-- begin RECORD EXTRACTS --

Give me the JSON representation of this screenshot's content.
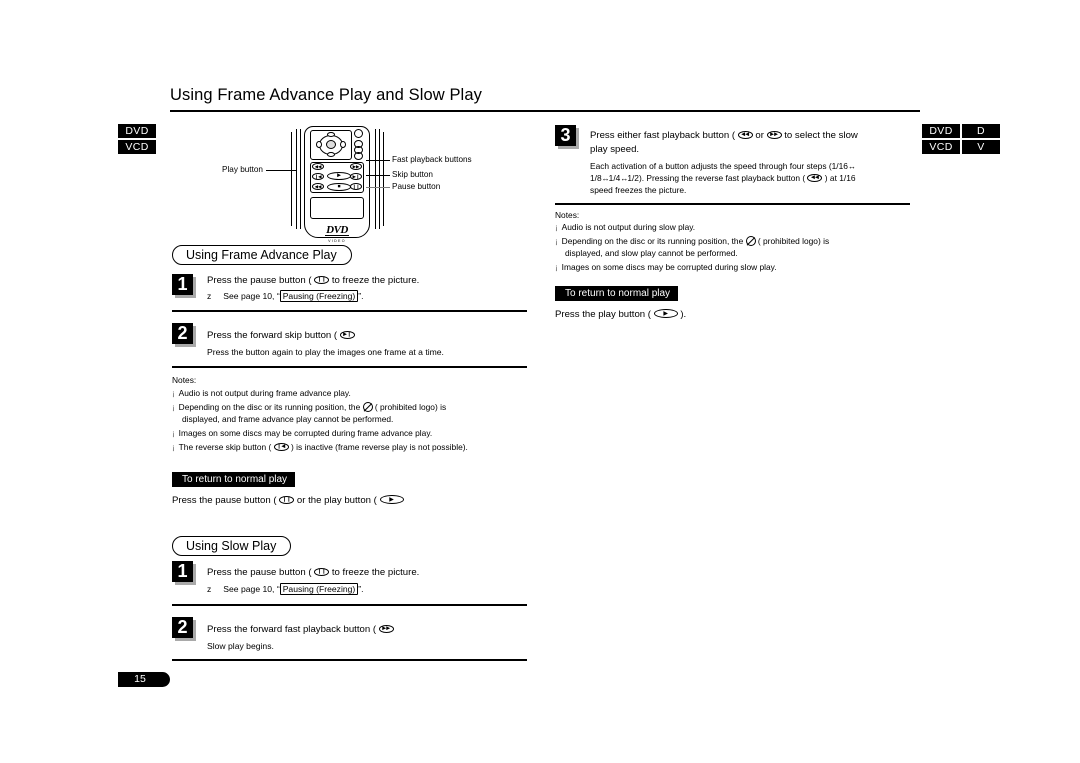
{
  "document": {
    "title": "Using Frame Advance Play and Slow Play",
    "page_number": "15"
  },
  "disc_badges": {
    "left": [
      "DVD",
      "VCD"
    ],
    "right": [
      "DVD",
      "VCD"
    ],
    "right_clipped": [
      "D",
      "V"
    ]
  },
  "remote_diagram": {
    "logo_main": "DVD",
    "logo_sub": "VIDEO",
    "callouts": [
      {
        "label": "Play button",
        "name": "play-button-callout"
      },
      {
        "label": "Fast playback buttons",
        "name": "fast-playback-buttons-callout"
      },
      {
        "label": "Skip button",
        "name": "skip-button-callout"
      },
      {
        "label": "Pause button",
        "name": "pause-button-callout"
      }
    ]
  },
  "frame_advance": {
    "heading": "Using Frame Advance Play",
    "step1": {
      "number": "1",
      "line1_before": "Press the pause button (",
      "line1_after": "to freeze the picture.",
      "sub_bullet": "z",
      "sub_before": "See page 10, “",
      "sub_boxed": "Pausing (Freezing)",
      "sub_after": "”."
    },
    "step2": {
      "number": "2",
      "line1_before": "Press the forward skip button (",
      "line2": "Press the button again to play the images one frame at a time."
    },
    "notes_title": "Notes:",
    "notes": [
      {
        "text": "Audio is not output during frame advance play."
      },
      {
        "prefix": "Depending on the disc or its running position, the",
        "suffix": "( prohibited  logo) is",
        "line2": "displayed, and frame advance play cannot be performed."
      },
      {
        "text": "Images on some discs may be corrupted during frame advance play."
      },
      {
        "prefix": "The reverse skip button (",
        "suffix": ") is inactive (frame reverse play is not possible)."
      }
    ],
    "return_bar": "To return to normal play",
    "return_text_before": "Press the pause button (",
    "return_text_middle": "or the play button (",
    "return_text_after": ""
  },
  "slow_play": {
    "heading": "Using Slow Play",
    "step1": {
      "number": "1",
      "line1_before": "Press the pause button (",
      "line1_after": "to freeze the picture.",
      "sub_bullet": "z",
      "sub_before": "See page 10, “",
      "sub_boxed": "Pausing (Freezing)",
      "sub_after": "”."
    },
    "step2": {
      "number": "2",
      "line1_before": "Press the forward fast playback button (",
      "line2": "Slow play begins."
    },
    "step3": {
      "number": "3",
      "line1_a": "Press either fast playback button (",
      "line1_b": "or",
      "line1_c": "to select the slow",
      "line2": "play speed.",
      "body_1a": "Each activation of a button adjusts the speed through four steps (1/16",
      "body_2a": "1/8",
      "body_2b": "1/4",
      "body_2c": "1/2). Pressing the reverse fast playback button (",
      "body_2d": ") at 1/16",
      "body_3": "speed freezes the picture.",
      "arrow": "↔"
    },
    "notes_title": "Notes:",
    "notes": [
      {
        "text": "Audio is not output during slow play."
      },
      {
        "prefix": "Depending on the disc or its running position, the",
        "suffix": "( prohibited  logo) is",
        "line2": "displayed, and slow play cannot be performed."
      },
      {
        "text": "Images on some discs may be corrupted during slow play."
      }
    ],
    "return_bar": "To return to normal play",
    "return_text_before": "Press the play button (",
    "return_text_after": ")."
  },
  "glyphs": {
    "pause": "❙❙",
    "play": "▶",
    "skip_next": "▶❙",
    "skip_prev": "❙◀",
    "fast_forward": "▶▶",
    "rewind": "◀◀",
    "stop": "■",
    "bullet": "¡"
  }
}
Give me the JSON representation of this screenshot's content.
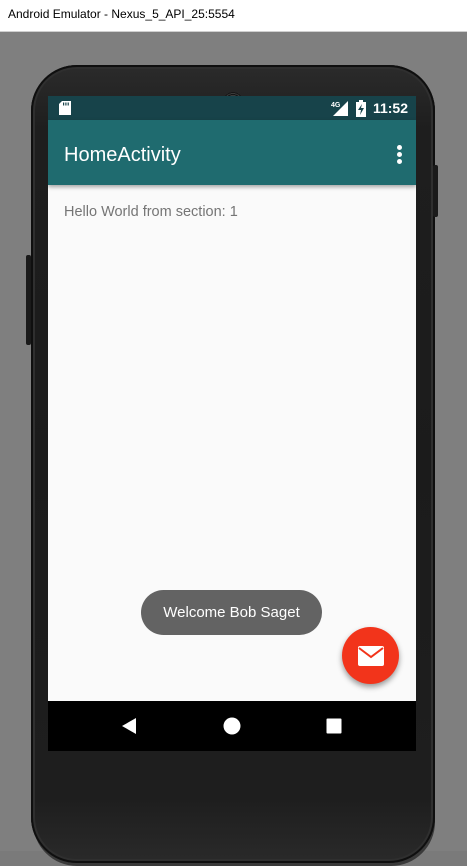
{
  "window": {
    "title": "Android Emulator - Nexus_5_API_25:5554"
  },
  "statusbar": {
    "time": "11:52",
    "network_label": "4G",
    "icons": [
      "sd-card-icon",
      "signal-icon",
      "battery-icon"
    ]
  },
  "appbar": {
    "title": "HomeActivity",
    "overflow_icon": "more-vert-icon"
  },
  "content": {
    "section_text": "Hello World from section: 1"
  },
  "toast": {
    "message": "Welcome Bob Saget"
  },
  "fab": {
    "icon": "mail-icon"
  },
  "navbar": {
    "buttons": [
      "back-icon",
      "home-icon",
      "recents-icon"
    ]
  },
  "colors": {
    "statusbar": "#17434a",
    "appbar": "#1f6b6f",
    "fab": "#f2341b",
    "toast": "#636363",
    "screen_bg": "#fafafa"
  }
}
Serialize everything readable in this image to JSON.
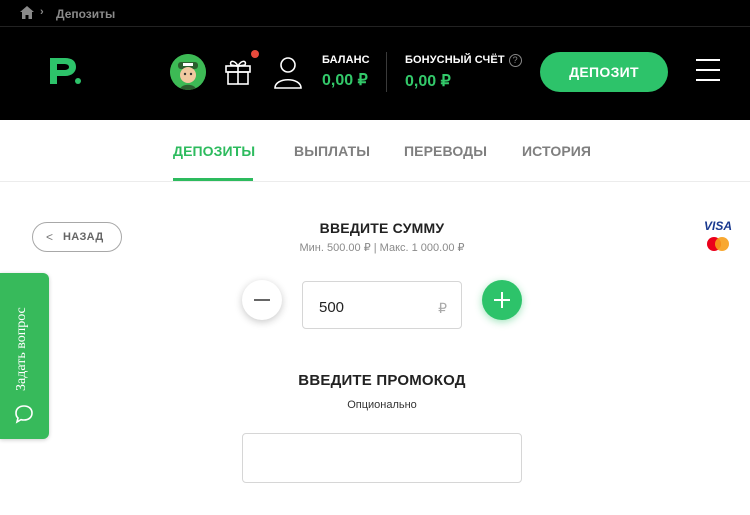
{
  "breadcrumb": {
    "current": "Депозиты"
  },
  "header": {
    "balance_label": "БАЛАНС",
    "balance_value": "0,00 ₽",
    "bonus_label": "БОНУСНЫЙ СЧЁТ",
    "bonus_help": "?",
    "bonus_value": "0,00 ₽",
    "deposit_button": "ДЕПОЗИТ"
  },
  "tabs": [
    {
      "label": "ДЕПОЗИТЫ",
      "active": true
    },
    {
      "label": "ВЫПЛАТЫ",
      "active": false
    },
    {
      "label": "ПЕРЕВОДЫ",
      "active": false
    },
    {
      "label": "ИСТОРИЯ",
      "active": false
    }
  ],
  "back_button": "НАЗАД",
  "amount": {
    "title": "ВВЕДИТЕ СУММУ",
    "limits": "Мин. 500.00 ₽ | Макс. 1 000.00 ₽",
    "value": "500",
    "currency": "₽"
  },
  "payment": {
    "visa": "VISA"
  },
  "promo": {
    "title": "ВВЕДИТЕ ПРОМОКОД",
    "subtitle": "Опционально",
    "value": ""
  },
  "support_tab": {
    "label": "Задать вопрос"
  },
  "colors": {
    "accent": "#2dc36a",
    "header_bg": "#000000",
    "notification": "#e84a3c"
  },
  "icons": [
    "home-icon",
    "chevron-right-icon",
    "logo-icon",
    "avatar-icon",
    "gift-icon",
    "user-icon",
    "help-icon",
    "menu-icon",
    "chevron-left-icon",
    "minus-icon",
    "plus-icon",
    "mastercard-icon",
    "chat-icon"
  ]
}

-- end RECORD EXTRACTS --

YOUR OBJECTIVE. Word for word, restate the lines from the one containing "Serialize everything readable" through the end of the listing, and nothing more. Skip the pictures.

WORKED SOLUTION.
Serialize everything readable in this image to JSON.
{
  "breadcrumb": {
    "current": "Депозиты"
  },
  "header": {
    "balance_label": "БАЛАНС",
    "balance_value": "0,00 ₽",
    "bonus_label": "БОНУСНЫЙ СЧЁТ",
    "bonus_help": "?",
    "bonus_value": "0,00 ₽",
    "deposit_button": "ДЕПОЗИТ"
  },
  "tabs": [
    {
      "label": "ДЕПОЗИТЫ",
      "active": true
    },
    {
      "label": "ВЫПЛАТЫ",
      "active": false
    },
    {
      "label": "ПЕРЕВОДЫ",
      "active": false
    },
    {
      "label": "ИСТОРИЯ",
      "active": false
    }
  ],
  "back_button": "НАЗАД",
  "amount": {
    "title": "ВВЕДИТЕ СУММУ",
    "limits": "Мин. 500.00 ₽ | Макс. 1 000.00 ₽",
    "value": "500",
    "currency": "₽"
  },
  "payment": {
    "visa": "VISA"
  },
  "promo": {
    "title": "ВВЕДИТЕ ПРОМОКОД",
    "subtitle": "Опционально",
    "value": ""
  },
  "support_tab": {
    "label": "Задать вопрос"
  },
  "colors": {
    "accent": "#2dc36a",
    "header_bg": "#000000",
    "notification": "#e84a3c"
  },
  "icons": [
    "home-icon",
    "chevron-right-icon",
    "logo-icon",
    "avatar-icon",
    "gift-icon",
    "user-icon",
    "help-icon",
    "menu-icon",
    "chevron-left-icon",
    "minus-icon",
    "plus-icon",
    "mastercard-icon",
    "chat-icon"
  ]
}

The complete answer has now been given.